**Work required:** Look through the material and tally each line bearing the word "title". Give only the total.

(Dataset records on visual material)
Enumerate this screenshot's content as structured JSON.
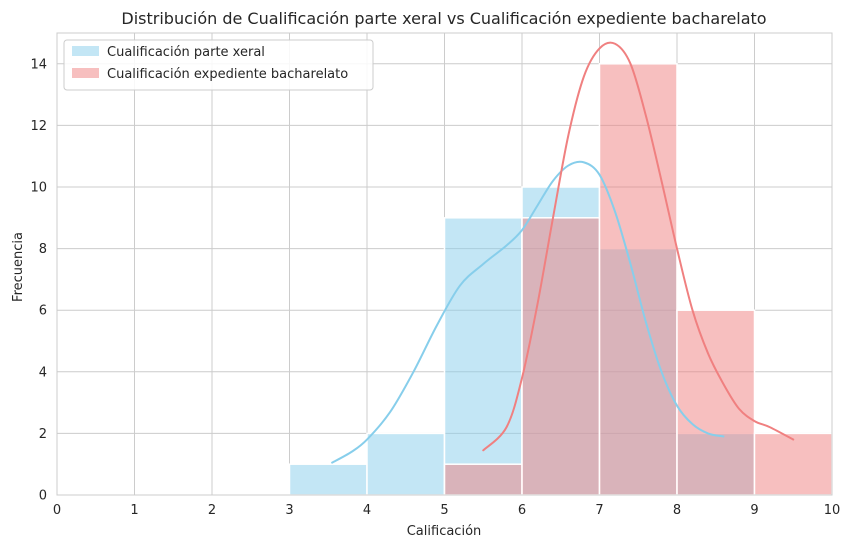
{
  "chart_data": {
    "type": "histogram",
    "title": "Distribución de Cualificación parte xeral vs Cualificación expediente bacharelato",
    "xlabel": "Calificación",
    "ylabel": "Frecuencia",
    "xlim": [
      0,
      10
    ],
    "ylim": [
      0,
      15
    ],
    "xticks": [
      "0",
      "1",
      "2",
      "3",
      "4",
      "5",
      "6",
      "7",
      "8",
      "9",
      "10"
    ],
    "yticks": [
      "0",
      "2",
      "4",
      "6",
      "8",
      "10",
      "12",
      "14"
    ],
    "grid": true,
    "legend_position": "top-left",
    "series": [
      {
        "name": "Cualificación parte xeral",
        "color": "#87CEEB",
        "bins": [
          [
            3,
            4
          ],
          [
            4,
            5
          ],
          [
            5,
            6
          ],
          [
            6,
            7
          ],
          [
            7,
            8
          ],
          [
            8,
            9
          ]
        ],
        "values": [
          1,
          2,
          9,
          10,
          8,
          2
        ],
        "kde": {
          "x": [
            3.55,
            3.8,
            4.0,
            4.3,
            4.6,
            4.9,
            5.2,
            5.5,
            5.8,
            6.0,
            6.2,
            6.4,
            6.6,
            6.8,
            7.0,
            7.2,
            7.4,
            7.6,
            7.8,
            8.0,
            8.2,
            8.4,
            8.6
          ],
          "y": [
            1.05,
            1.4,
            1.8,
            2.7,
            4.0,
            5.5,
            6.8,
            7.5,
            8.1,
            8.6,
            9.4,
            10.2,
            10.7,
            10.8,
            10.4,
            9.2,
            7.5,
            5.6,
            4.0,
            2.9,
            2.3,
            2.0,
            1.9
          ]
        }
      },
      {
        "name": "Cualificación expediente bacharelato",
        "color": "#F08080",
        "bins": [
          [
            5,
            6
          ],
          [
            6,
            7
          ],
          [
            7,
            8
          ],
          [
            8,
            9
          ],
          [
            9,
            10
          ]
        ],
        "values": [
          1,
          9,
          14,
          6,
          2
        ],
        "kde": {
          "x": [
            5.5,
            5.8,
            6.0,
            6.2,
            6.4,
            6.6,
            6.8,
            7.0,
            7.2,
            7.4,
            7.6,
            7.8,
            8.0,
            8.2,
            8.4,
            8.6,
            8.8,
            9.0,
            9.2,
            9.5
          ],
          "y": [
            1.45,
            2.2,
            3.8,
            6.2,
            9.0,
            11.7,
            13.6,
            14.5,
            14.65,
            14.0,
            12.3,
            10.2,
            8.0,
            6.0,
            4.6,
            3.6,
            2.8,
            2.4,
            2.2,
            1.8
          ]
        }
      }
    ]
  }
}
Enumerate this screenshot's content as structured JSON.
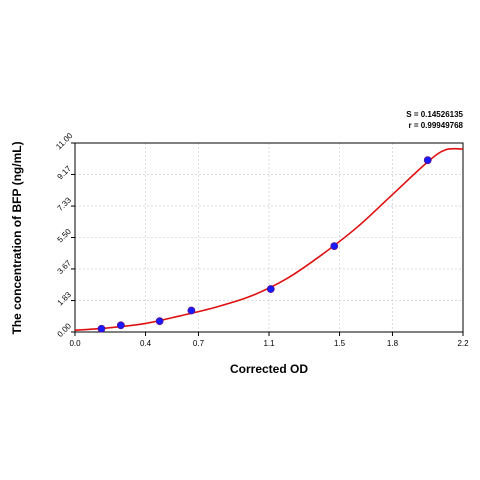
{
  "chart_data": {
    "type": "scatter",
    "title": "",
    "xlabel": "Corrected OD",
    "ylabel": "The concentration of BFP (ng/mL)",
    "xlim": [
      0.0,
      2.2
    ],
    "ylim": [
      0.0,
      11.0
    ],
    "x_ticks": [
      "0.0",
      "0.4",
      "0.7",
      "1.1",
      "1.5",
      "1.8",
      "2.2"
    ],
    "y_ticks": [
      "0.00",
      "1.83",
      "3.67",
      "5.50",
      "7.33",
      "9.17",
      "11.00"
    ],
    "grid": true,
    "points": {
      "x": [
        0.15,
        0.26,
        0.48,
        0.66,
        1.11,
        1.47,
        2.0
      ],
      "y": [
        0.19,
        0.39,
        0.63,
        1.25,
        2.5,
        5.0,
        10.0
      ]
    },
    "fit_curve": {
      "x": [
        0.0,
        0.2,
        0.4,
        0.6,
        0.8,
        1.0,
        1.2,
        1.4,
        1.6,
        1.8,
        2.0,
        2.1,
        2.2
      ],
      "y": [
        0.1,
        0.25,
        0.5,
        0.95,
        1.45,
        2.1,
        3.1,
        4.5,
        6.1,
        8.0,
        9.9,
        10.6,
        10.65
      ]
    },
    "series_color": "#1a1aff",
    "curve_color": "#e01010",
    "stats": {
      "s": "S = 0.14526135",
      "r": "r = 0.99949768"
    }
  }
}
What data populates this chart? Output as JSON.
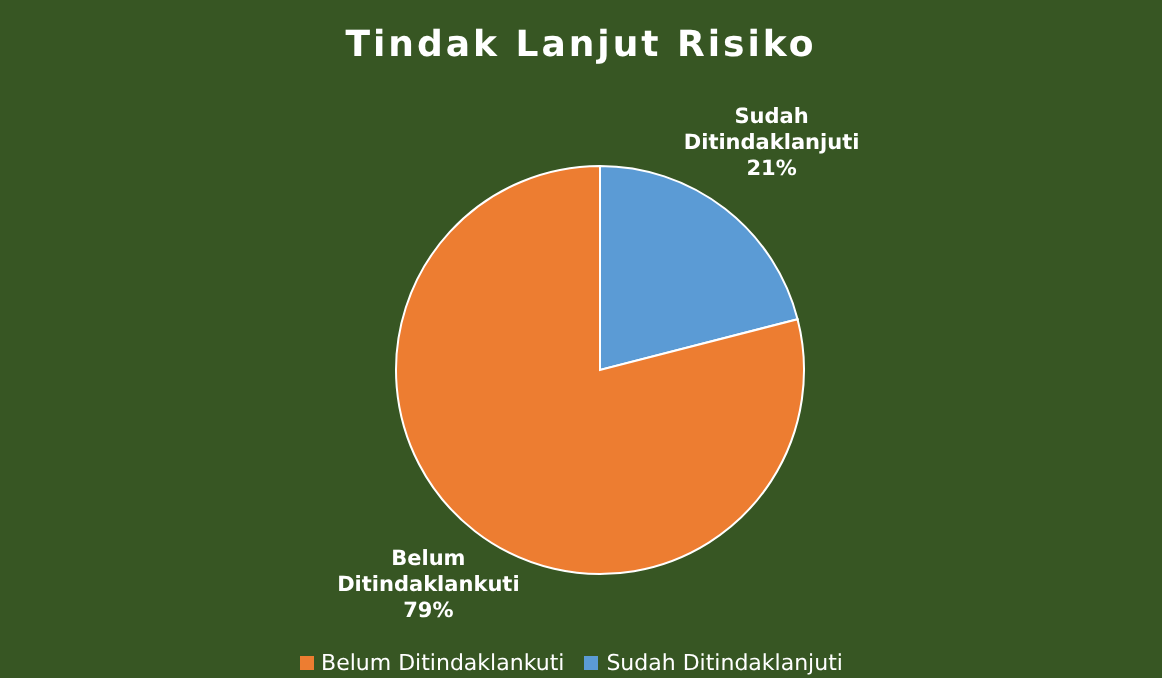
{
  "chart_data": {
    "type": "pie",
    "title": "Tindak Lanjut Risiko",
    "categories": [
      "Sudah Ditindaklanjuti",
      "Belum Ditindaklankuti"
    ],
    "values": [
      21,
      79
    ],
    "colors": [
      "#5b9bd5",
      "#ed7d31"
    ],
    "value_labels": [
      "21%",
      "79%"
    ],
    "legend": "bottom"
  }
}
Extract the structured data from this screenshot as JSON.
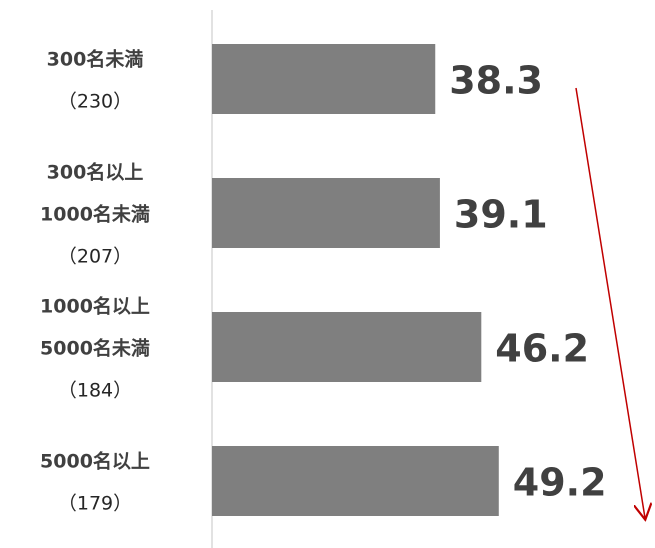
{
  "chart_data": {
    "type": "bar",
    "orientation": "horizontal",
    "categories": [
      [
        "300名未満",
        "（230）"
      ],
      [
        "300名以上",
        "1000名未満",
        "（207）"
      ],
      [
        "1000名以上",
        "5000名未満",
        "（184）"
      ],
      [
        "5000名以上",
        "（179）"
      ]
    ],
    "values": [
      38.3,
      39.1,
      46.2,
      49.2
    ],
    "color": "#7f7f7f",
    "xlim": [
      0,
      76
    ]
  }
}
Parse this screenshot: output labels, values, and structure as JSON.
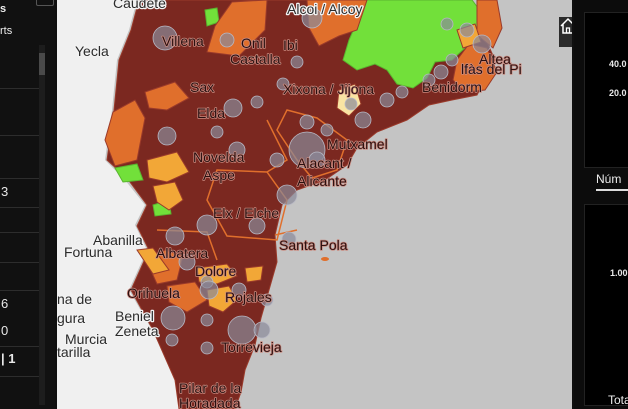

**Answer below:** 3